Print the lines below exactly as they appear, beginning with the line containing "- stat-value: -6.39: [1090, 189, 1165, 223]" and ending after the line containing "- histogram-bar: [805, 404, 828, 705]".

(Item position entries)
================================
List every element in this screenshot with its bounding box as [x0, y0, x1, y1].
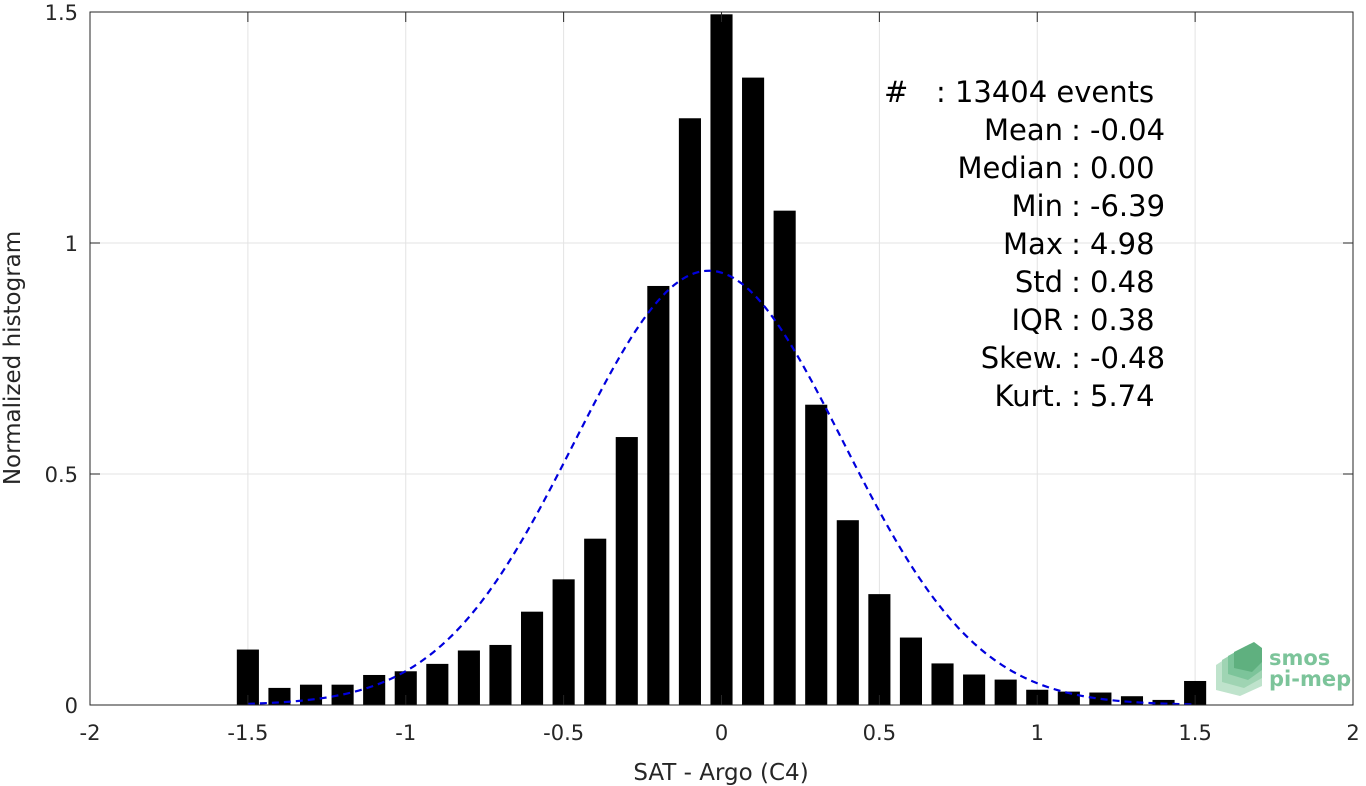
- stat-value: -6.39: [1090, 189, 1165, 223]
- histogram-bar: [678, 118, 701, 705]
- histogram-bar: [236, 649, 259, 705]
- stat-label: IQR: [1011, 303, 1063, 337]
- histogram-bar: [299, 684, 323, 705]
- histogram-bar: [931, 663, 954, 705]
- stat-label: Skew.: [981, 341, 1063, 375]
- histogram-bar: [457, 650, 480, 705]
- stat-value: -0.04: [1090, 113, 1165, 147]
- x-tick-label: 1: [1031, 721, 1044, 745]
- stat-value: 0.48: [1090, 265, 1155, 299]
- x-axis-label: SAT - Argo (C4): [633, 760, 808, 786]
- x-tick-label: -0.5: [543, 721, 584, 745]
- stat-colon: :: [1071, 341, 1081, 375]
- y-tick-label: 0.5: [45, 463, 78, 487]
- y-tick-label: 1.5: [45, 1, 78, 25]
- stat-colon: :: [1071, 303, 1081, 337]
- histogram-bar: [1120, 696, 1144, 705]
- stat-colon: :: [1071, 151, 1081, 185]
- histogram-bar: [1089, 692, 1112, 705]
- histogram-bar: [331, 684, 354, 705]
- stat-label: Max: [1003, 227, 1063, 261]
- histogram-bar: [773, 210, 796, 705]
- stat-label: Min: [1012, 189, 1063, 223]
- histogram-bar: [520, 611, 544, 705]
- normal-fit-curve: [247, 269, 1196, 706]
- stat-colon: :: [1071, 379, 1081, 413]
- histogram-bar: [963, 674, 986, 705]
- x-tick-label: 1.5: [1178, 721, 1211, 745]
- logo-text-smos: smos: [1269, 646, 1330, 670]
- stat-colon: :: [1071, 265, 1081, 299]
- histogram-bar: [647, 285, 670, 705]
- histogram-bars: [236, 14, 1207, 706]
- histogram-bar: [363, 674, 386, 705]
- histogram-bar: [742, 77, 765, 705]
- histogram-bar: [805, 404, 828, 705]
- stat-value: 4.98: [1090, 227, 1155, 261]
- x-tick-label: 2: [1346, 721, 1359, 745]
- stat-value: 0.00: [1090, 151, 1155, 185]
- histogram-bar: [426, 663, 449, 705]
- y-axis-label: Normalized histogram: [0, 231, 26, 485]
- stat-colon: :: [1071, 227, 1081, 261]
- histogram-bar: [489, 644, 512, 705]
- stat-label: Median: [958, 151, 1063, 185]
- x-tick-label: 0.5: [863, 721, 896, 745]
- stat-colon: :: [1071, 189, 1081, 223]
- logo-text-pimep: pi-mep: [1269, 667, 1351, 691]
- histogram-bar: [994, 679, 1017, 705]
- histogram-bar: [710, 14, 733, 706]
- logo-mark-icon: [1216, 642, 1262, 696]
- x-tick-label: -1.5: [227, 721, 268, 745]
- y-tick-label: 0: [65, 694, 78, 718]
- y-tick-label: 1: [65, 232, 78, 256]
- stat-value: 0.38: [1090, 303, 1155, 337]
- x-tick-label: -1: [395, 721, 416, 745]
- stat-label: Std: [1015, 265, 1063, 299]
- histogram-bar: [394, 671, 417, 705]
- stat-value: 5.74: [1090, 379, 1155, 413]
- smos-pi-mep-logo: smos pi-mep: [1216, 642, 1351, 696]
- histogram-bar: [1152, 699, 1175, 705]
- stat-label: Kurt.: [995, 379, 1063, 413]
- histogram-bar: [868, 594, 891, 705]
- x-tick-label: 0: [715, 721, 728, 745]
- histogram-bar: [1057, 691, 1080, 705]
- stat-value: -0.48: [1090, 341, 1165, 375]
- events-count-text: # : 13404 events: [884, 75, 1154, 109]
- stat-label: Mean: [984, 113, 1063, 147]
- histogram-bar: [836, 520, 859, 705]
- histogram-bar: [1184, 680, 1207, 705]
- stat-colon: :: [1071, 113, 1081, 147]
- x-tick-label: -2: [80, 721, 101, 745]
- axis-ticks: -2 -1.5 -1 -0.5 0 0.5 1 1.5 2 0 0.5 1 1.5: [45, 1, 1360, 745]
- histogram-bar: [584, 538, 607, 705]
- histogram-bar: [899, 637, 923, 705]
- histogram-bar: [552, 579, 575, 705]
- histogram-bar: [615, 437, 638, 705]
- histogram-bar: [268, 687, 291, 705]
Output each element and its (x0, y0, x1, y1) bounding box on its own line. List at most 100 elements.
================================
**Right answer**
- stat-value: -6.39: [1090, 189, 1165, 223]
- histogram-bar: [678, 118, 701, 705]
- histogram-bar: [236, 649, 259, 705]
- stat-label: IQR: [1011, 303, 1063, 337]
- histogram-bar: [299, 684, 323, 705]
- histogram-bar: [931, 663, 954, 705]
- stat-label: Skew.: [981, 341, 1063, 375]
- histogram-bar: [457, 650, 480, 705]
- stat-value: -0.04: [1090, 113, 1165, 147]
- x-tick-label: 1: [1031, 721, 1044, 745]
- stat-value: 0.48: [1090, 265, 1155, 299]
- x-axis-label: SAT - Argo (C4): [633, 760, 808, 786]
- x-tick-label: -0.5: [543, 721, 584, 745]
- stat-colon: :: [1071, 341, 1081, 375]
- y-tick-label: 0.5: [45, 463, 78, 487]
- y-tick-label: 1.5: [45, 1, 78, 25]
- stat-colon: :: [1071, 303, 1081, 337]
- histogram-bar: [1120, 696, 1144, 705]
- stat-colon: :: [1071, 151, 1081, 185]
- histogram-bar: [1089, 692, 1112, 705]
- histogram-bar: [331, 684, 354, 705]
- stat-label: Max: [1003, 227, 1063, 261]
- histogram-bar: [773, 210, 796, 705]
- stat-label: Min: [1012, 189, 1063, 223]
- histogram-bar: [520, 611, 544, 705]
- normal-fit-curve: [247, 269, 1196, 706]
- stat-colon: :: [1071, 379, 1081, 413]
- histogram-bar: [963, 674, 986, 705]
- x-tick-label: 1.5: [1178, 721, 1211, 745]
- logo-text-smos: smos: [1269, 646, 1330, 670]
- stat-colon: :: [1071, 265, 1081, 299]
- histogram-bar: [647, 285, 670, 705]
- histogram-bars: [236, 14, 1207, 706]
- histogram-bar: [363, 674, 386, 705]
- histogram-bar: [742, 77, 765, 705]
- histogram-bar: [805, 404, 828, 705]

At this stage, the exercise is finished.